Reproduce the Princess Fury review word for word, in full.

--- Start of EXCERPT PROVIDED ---

It's how Princess Fury plays and not how it looks that defines this experience, though.

The basic idea is to move from left to right, hacking at a variety of enemy units by hammering the fire button or tapping adjacent buttons that trigger special abilities and attack powers.

The virtual analogue stick in the bottom-left is too small for my liking, but in general the controls are quick and satisfying to use, especially when hundreds of enemies march onto screen.

Cutting wit

Aiding this slaughter is a range of allies that slowly join over the course of 23 stages and do their utmost to protect the princess.

Varying between warriors, clerics, and archers, these companions have individual names and levels, but don’t really act any differently to the generic units that serve as the bulk of your armed forces.

You're limited as to the range of commands that can be lodged with your subordinates: either stay near the princess or free them to do as they please. The latter is particularly useful as it lets you get on with the satisfying act of casting stupidly powerful special moves that carve through tens of creatures at a time.

Stunted at birth

What is disappointing though is the game's length. Clocking in at under an hour - even accounting for a few deaths - Princess Fury is absurdly short. Worse still, there are absolutely no incentives to encourage replay.

--- End of EXCERPT PROVIDED ---
--- Start of SUPPLIED MATERIAL ---

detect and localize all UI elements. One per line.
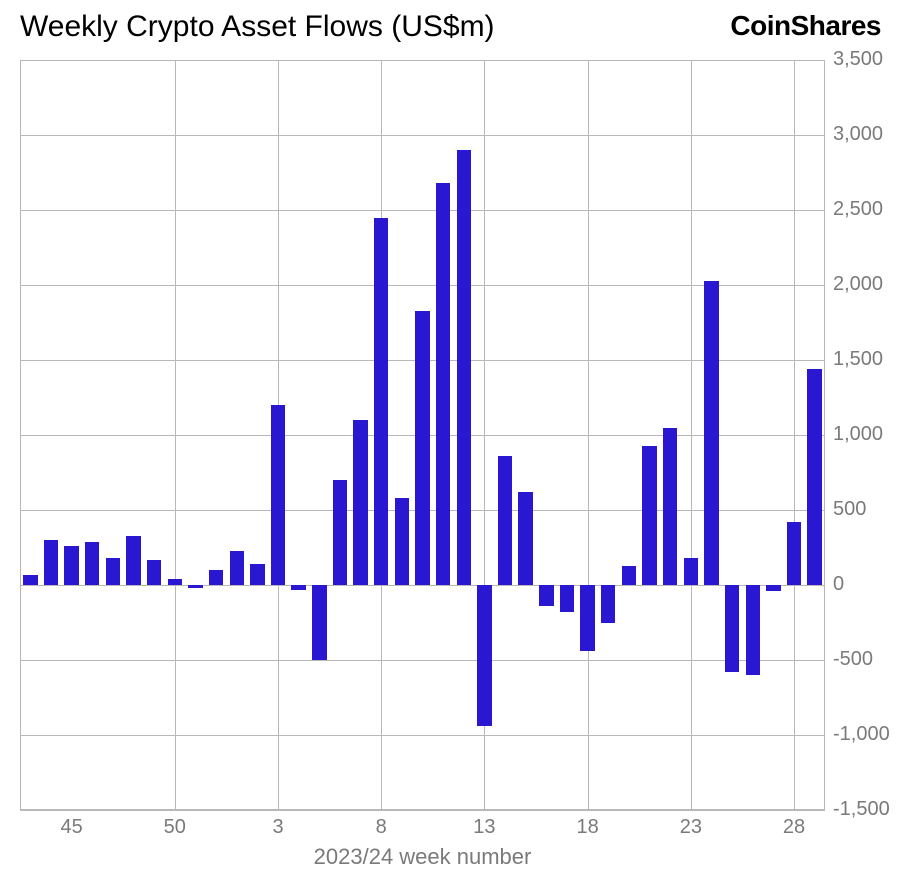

--- End of SUPPLIED MATERIAL ---

COMPLETE ANSWER
It's how Princess Fury plays and not how it looks that defines this experience, though.

The basic idea is to move from left to right, hacking at a variety of enemy units by hammering the fire button or tapping adjacent buttons that trigger special abilities and attack powers.

The virtual analogue stick in the bottom-left is too small for my liking, but in general the controls are quick and satisfying to use, especially when hundreds of enemies march onto screen.

Cutting wit

Aiding this slaughter is a range of allies that slowly join over the course of 23 stages and do their utmost to protect the princess.

Varying between warriors, clerics, and archers, these companions have individual names and levels, but don’t really act any differently to the generic units that serve as the bulk of your armed forces.

You're limited as to the range of commands that can be lodged with your subordinates: either stay near the princess or free them to do as they please. The latter is particularly useful as it lets you get on with the satisfying act of casting stupidly powerful special moves that carve through tens of creatures at a time.

Stunted at birth

What is disappointing though is the game's length. Clocking in at under an hour - even accounting for a few deaths - Princess Fury is absurdly short. Worse still, there are absolutely no incentives to encourage replay.